REQUIRED WORK: Give the count of lines holding the string "JSON" and nothing else.

INPUT MATERIAL:
+ + + +
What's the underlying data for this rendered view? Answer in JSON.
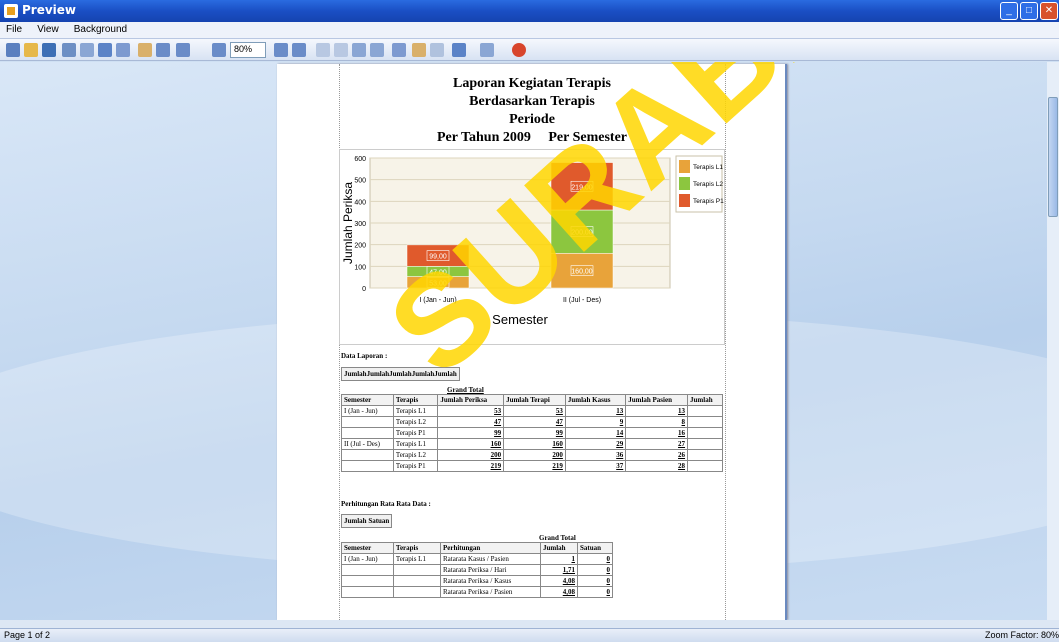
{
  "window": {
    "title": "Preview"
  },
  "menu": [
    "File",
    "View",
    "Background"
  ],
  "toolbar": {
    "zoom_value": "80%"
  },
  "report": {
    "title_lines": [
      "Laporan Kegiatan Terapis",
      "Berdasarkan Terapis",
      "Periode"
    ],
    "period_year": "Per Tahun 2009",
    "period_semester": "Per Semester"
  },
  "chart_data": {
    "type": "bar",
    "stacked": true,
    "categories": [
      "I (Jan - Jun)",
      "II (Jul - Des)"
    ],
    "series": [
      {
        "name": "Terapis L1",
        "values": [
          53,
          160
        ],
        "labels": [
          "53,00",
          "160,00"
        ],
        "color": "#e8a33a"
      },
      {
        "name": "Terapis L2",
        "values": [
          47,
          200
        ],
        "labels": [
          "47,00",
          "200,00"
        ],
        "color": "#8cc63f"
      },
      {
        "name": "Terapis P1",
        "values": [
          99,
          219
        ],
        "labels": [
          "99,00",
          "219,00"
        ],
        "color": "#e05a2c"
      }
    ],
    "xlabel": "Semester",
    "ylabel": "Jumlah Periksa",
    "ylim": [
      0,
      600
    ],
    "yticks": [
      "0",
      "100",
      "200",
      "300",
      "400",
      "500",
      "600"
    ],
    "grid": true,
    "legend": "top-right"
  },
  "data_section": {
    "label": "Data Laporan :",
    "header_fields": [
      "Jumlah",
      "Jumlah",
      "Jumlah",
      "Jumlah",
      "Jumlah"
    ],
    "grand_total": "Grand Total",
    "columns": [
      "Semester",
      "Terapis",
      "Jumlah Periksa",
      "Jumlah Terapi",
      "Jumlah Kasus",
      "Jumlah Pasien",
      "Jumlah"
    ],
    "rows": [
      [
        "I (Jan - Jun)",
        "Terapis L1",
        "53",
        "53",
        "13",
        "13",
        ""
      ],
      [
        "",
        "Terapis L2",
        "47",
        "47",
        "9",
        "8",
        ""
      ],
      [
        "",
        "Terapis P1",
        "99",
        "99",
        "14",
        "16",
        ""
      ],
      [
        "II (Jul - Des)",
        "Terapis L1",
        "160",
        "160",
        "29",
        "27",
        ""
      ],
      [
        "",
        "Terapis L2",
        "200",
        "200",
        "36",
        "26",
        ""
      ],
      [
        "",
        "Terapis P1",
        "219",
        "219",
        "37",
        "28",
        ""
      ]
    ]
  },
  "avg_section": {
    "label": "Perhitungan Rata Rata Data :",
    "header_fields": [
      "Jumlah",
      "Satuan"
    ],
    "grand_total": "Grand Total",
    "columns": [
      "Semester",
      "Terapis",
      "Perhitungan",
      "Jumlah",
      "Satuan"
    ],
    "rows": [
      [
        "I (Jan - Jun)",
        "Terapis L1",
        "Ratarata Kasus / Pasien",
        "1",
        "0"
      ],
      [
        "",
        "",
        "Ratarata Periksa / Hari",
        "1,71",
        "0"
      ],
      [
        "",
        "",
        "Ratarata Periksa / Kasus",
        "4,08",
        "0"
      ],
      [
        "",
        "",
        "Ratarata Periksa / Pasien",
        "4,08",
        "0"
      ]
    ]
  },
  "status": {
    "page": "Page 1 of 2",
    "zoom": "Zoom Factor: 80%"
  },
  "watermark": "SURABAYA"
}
+ + + +
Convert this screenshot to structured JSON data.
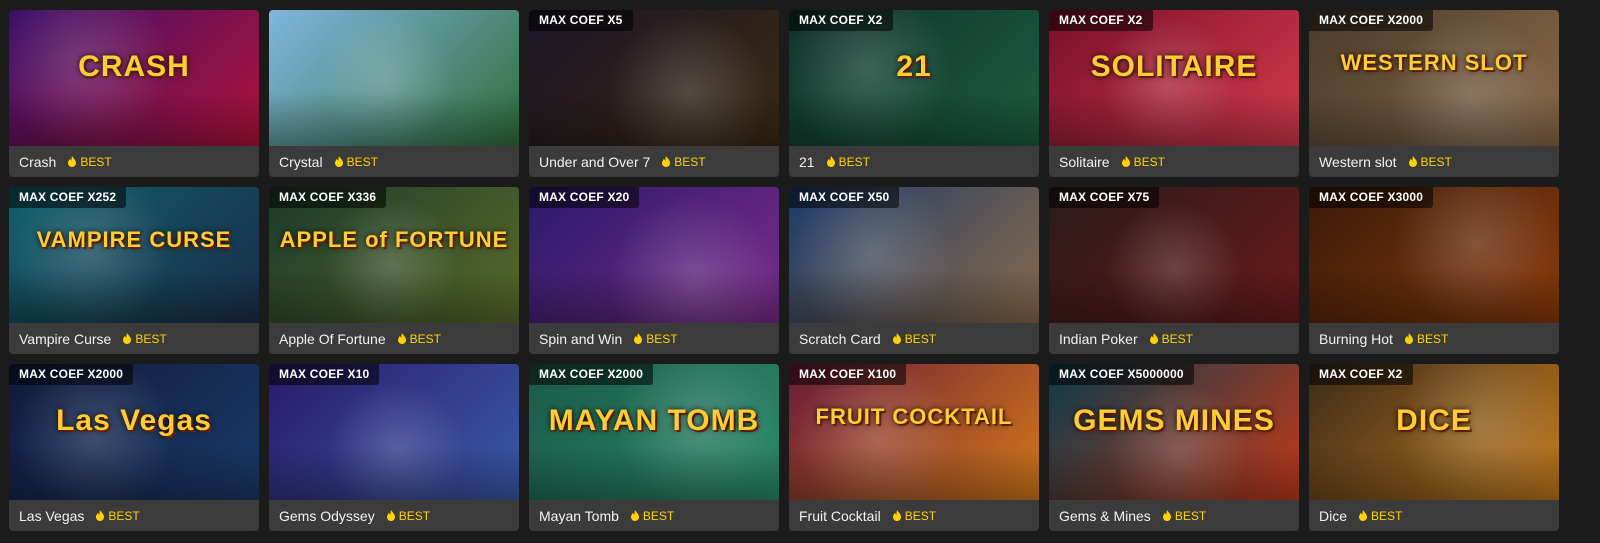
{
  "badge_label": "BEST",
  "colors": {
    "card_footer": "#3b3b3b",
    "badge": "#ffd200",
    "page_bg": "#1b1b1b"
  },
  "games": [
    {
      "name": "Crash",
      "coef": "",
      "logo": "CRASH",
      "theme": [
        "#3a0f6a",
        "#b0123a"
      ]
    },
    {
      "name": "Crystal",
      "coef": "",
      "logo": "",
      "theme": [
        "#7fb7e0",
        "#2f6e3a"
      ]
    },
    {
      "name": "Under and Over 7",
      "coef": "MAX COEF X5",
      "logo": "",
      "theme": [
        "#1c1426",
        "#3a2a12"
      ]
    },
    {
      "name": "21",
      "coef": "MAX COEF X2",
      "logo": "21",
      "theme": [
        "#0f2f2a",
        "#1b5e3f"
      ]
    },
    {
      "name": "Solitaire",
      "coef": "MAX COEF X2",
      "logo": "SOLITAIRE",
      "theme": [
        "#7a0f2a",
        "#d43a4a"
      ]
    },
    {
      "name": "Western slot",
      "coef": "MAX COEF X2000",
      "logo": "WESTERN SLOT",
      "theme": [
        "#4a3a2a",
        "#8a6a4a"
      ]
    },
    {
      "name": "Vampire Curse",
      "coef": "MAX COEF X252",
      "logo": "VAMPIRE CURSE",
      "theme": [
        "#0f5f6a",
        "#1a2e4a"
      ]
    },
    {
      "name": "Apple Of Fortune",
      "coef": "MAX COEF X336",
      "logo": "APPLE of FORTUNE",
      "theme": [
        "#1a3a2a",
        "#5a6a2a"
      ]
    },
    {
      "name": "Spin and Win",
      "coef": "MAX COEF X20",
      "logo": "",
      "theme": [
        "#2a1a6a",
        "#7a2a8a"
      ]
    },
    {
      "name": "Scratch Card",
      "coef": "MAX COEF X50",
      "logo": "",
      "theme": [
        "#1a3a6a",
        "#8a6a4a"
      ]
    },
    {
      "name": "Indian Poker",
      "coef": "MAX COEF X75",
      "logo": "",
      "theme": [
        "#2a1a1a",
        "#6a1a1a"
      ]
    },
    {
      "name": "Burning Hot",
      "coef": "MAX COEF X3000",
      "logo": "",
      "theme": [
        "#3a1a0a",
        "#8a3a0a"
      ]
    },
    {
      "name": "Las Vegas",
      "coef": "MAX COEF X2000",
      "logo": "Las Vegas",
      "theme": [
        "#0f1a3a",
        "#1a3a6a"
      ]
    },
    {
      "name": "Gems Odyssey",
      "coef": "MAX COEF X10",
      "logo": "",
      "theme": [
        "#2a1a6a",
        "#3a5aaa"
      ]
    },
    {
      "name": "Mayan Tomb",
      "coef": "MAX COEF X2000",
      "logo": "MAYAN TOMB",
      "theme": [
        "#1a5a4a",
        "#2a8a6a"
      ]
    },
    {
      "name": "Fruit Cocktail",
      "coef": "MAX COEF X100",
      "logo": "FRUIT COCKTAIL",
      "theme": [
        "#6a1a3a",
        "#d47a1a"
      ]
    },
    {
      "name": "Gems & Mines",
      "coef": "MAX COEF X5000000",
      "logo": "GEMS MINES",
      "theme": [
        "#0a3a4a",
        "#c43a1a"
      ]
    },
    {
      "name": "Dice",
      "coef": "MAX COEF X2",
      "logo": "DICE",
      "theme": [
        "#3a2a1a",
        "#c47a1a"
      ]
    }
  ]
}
+ + + +
SOLUTION: 2